Substitute "right-axis-label" for "y2-tick-label" in everything from the line containing "x-tick-label: 2022-03-01 bbox=[384, 604, 401, 681]" down to the line containing "x-tick-label: 2022-11-26 bbox=[1903, 604, 1920, 680]", leaving all else unchanged. Return only those lines.

--- Start of EXERCISE INPUTS ---

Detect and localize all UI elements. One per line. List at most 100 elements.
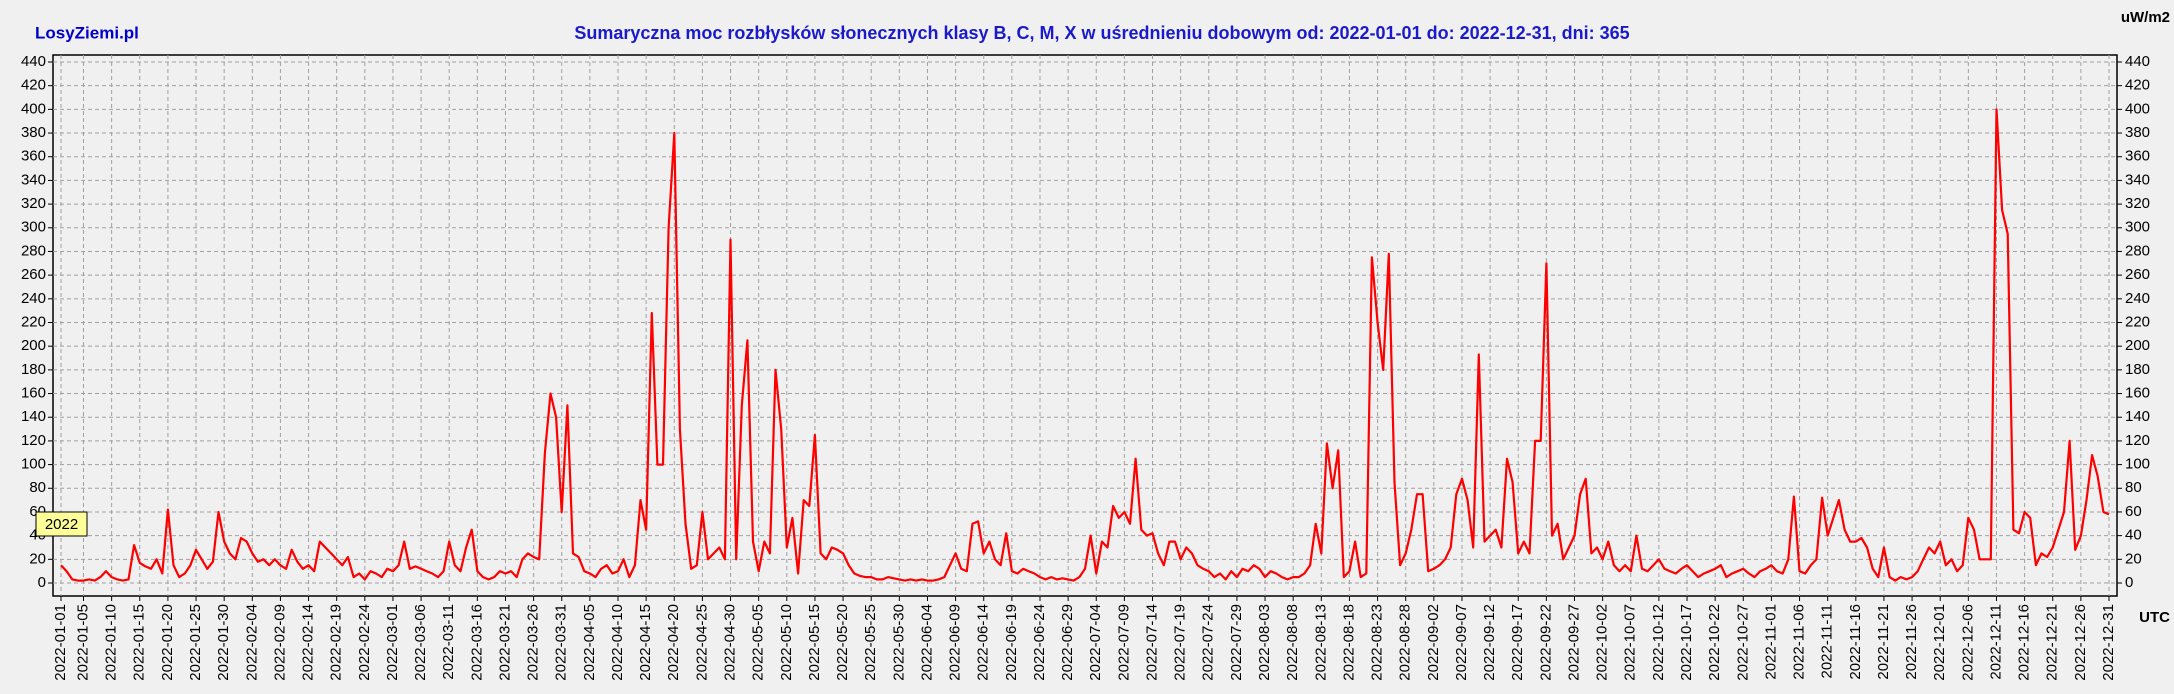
x-tick-label: 2022-03-01 bbox=[384, 604, 401, 681]
y-tick-label: 140 bbox=[21, 408, 46, 425]
x-tick-label: 2022-12-11 bbox=[1987, 604, 2004, 680]
y2-tick-label: 440 bbox=[2125, 53, 2150, 70]
x-tick-label: 2022-12-26 bbox=[2072, 604, 2089, 681]
x-tick-label: 2022-12-16 bbox=[2016, 604, 2033, 681]
x-tick-label: 2022-11-26 bbox=[1903, 604, 1920, 680]
x-tick-label: 2022-11-21 bbox=[1875, 604, 1892, 680]
y-tick-label: 160 bbox=[21, 385, 46, 402]
y-tick-label: 400 bbox=[21, 100, 46, 117]
y2-tick-label: 240 bbox=[2125, 290, 2150, 307]
chart-title: Sumaryczna moc rozbłysków słonecznych kl… bbox=[574, 23, 1629, 43]
x-tick-label: 2022-10-22 bbox=[1706, 604, 1723, 681]
series bbox=[60, 108, 2110, 582]
x-tick-label: 2022-09-02 bbox=[1425, 604, 1442, 681]
y-unit: uW/m2 bbox=[2121, 9, 2170, 26]
y-tick-label: 300 bbox=[21, 219, 46, 236]
x-unit: UTC bbox=[2139, 609, 2170, 626]
x-tick-label: 2022-03-06 bbox=[412, 604, 429, 681]
x-tick-label: 2022-11-06 bbox=[1791, 604, 1808, 680]
x-tick-label: 2022-06-24 bbox=[1031, 604, 1048, 681]
x-tick-label: 2022-01-25 bbox=[187, 604, 204, 681]
x-tick-label: 2022-12-21 bbox=[2044, 604, 2061, 681]
y-tick-label: 320 bbox=[21, 195, 46, 212]
x-tick-label: 2022-05-25 bbox=[862, 604, 879, 681]
y-tick-label: 80 bbox=[29, 479, 46, 496]
y-tick-label: 440 bbox=[21, 53, 46, 70]
x-tick-label: 2022-01-01 bbox=[52, 604, 69, 681]
x-tick-label: 2022-08-08 bbox=[1284, 604, 1301, 681]
x-tick-label: 2022-03-26 bbox=[525, 604, 542, 681]
x-tick-label: 2022-08-28 bbox=[1397, 604, 1414, 681]
x-tick-label: 2022-06-19 bbox=[1003, 604, 1020, 681]
brand: LosyZiemi.pl bbox=[35, 23, 139, 42]
x-tick-label: 2022-04-25 bbox=[693, 604, 710, 681]
x-tick-label: 2022-10-27 bbox=[1734, 604, 1751, 681]
y2-tick-label: 360 bbox=[2125, 148, 2150, 165]
y-tick-label: 0 bbox=[38, 574, 46, 591]
x-tick-label: 2022-09-27 bbox=[1565, 604, 1582, 681]
x-tick-label: 2022-07-14 bbox=[1143, 604, 1160, 681]
x-tick-label: 2022-01-30 bbox=[215, 604, 232, 681]
x-tick-label: 2022-08-23 bbox=[1369, 604, 1386, 681]
x-tick-label: 2022-08-13 bbox=[1312, 604, 1329, 681]
plot-frame bbox=[52, 54, 2118, 597]
y-tick-label: 380 bbox=[21, 124, 46, 141]
y2-tick-label: 340 bbox=[2125, 171, 2150, 188]
y2-tick-label: 260 bbox=[2125, 266, 2150, 283]
x-tick-label: 2022-06-04 bbox=[918, 604, 935, 681]
y2-tick-label: 100 bbox=[2125, 456, 2150, 473]
data-line bbox=[60, 108, 2110, 582]
x-tick-label: 2022-10-12 bbox=[1650, 604, 1667, 681]
x-tick-label: 2022-07-19 bbox=[1172, 604, 1189, 681]
y2-tick-label: 320 bbox=[2125, 195, 2150, 212]
x-tick-label: 2022-07-04 bbox=[1087, 604, 1104, 681]
y-tick-label: 20 bbox=[29, 550, 46, 567]
x-tick-label: 2022-05-30 bbox=[890, 604, 907, 681]
x-tick-label: 2022-09-12 bbox=[1481, 604, 1498, 681]
x-tick-label: 2022-04-10 bbox=[609, 604, 626, 681]
y-tick-label: 100 bbox=[21, 456, 46, 473]
x-tick-label: 2022-04-05 bbox=[581, 604, 598, 681]
grid bbox=[53, 55, 2117, 596]
x-tick-label: 2022-02-24 bbox=[356, 604, 373, 681]
y-tick-label: 360 bbox=[21, 148, 46, 165]
x-tick-label: 2022-02-04 bbox=[243, 604, 260, 681]
x-tick-label: 2022-10-07 bbox=[1622, 604, 1639, 681]
x-tick-label: 2022-01-20 bbox=[159, 604, 176, 681]
x-tick-label: 2022-04-30 bbox=[722, 604, 739, 681]
x-tick-label: 2022-06-29 bbox=[1059, 604, 1076, 681]
x-tick-label: 2022-05-20 bbox=[834, 604, 851, 681]
y2-tick-label: 120 bbox=[2125, 432, 2150, 449]
y2-tick-label: 200 bbox=[2125, 337, 2150, 354]
y2-tick-label: 220 bbox=[2125, 313, 2150, 330]
x-tick-label: 2022-06-09 bbox=[947, 604, 964, 681]
y-tick-label: 340 bbox=[21, 171, 46, 188]
y2-tick-label: 180 bbox=[2125, 361, 2150, 378]
x-tick-label: 2022-03-16 bbox=[468, 604, 485, 681]
y2-tick-label: 140 bbox=[2125, 408, 2150, 425]
x-tick-label: 2022-03-11 bbox=[440, 604, 457, 680]
x-tick-label: 2022-12-06 bbox=[1959, 604, 1976, 681]
y-tick-label: 260 bbox=[21, 266, 46, 283]
y-tick-label: 120 bbox=[21, 432, 46, 449]
x-tick-label: 2022-07-24 bbox=[1200, 604, 1217, 681]
x-tick-label: 2022-04-15 bbox=[637, 604, 654, 681]
x-tick-label: 2022-08-03 bbox=[1256, 604, 1273, 681]
y2-tick-label: 380 bbox=[2125, 124, 2150, 141]
x-tick-label: 2022-07-29 bbox=[1228, 604, 1245, 681]
x-tick-label: 2022-11-01 bbox=[1762, 604, 1779, 680]
x-tick-label: 2022-12-31 bbox=[2100, 604, 2117, 681]
y-tick-label: 180 bbox=[21, 361, 46, 378]
y2-tick-label: 280 bbox=[2125, 242, 2150, 259]
x-tick-label: 2022-02-09 bbox=[271, 604, 288, 681]
y2-tick-label: 80 bbox=[2125, 479, 2142, 496]
year-box bbox=[35, 511, 88, 537]
x-tick-label: 2022-02-19 bbox=[328, 604, 345, 681]
x-tick-label: 2022-09-22 bbox=[1537, 604, 1554, 681]
y2-tick-label: 420 bbox=[2125, 77, 2150, 94]
x-tick-label: 2022-05-10 bbox=[778, 604, 795, 681]
y2-tick-label: 20 bbox=[2125, 550, 2142, 567]
y-tick-label: 240 bbox=[21, 290, 46, 307]
y-tick-label: 280 bbox=[21, 242, 46, 259]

--- End of EXERCISE INPUTS ---

▶ **EXERCISE OUTPUT**:
x-tick-label: 2022-03-01 bbox=[384, 604, 401, 681]
y-tick-label: 140 bbox=[21, 408, 46, 425]
x-tick-label: 2022-12-11 bbox=[1987, 604, 2004, 680]
right-axis-label: 440 bbox=[2125, 53, 2150, 70]
x-tick-label: 2022-12-26 bbox=[2072, 604, 2089, 681]
x-tick-label: 2022-12-16 bbox=[2016, 604, 2033, 681]
x-tick-label: 2022-11-26 bbox=[1903, 604, 1920, 680]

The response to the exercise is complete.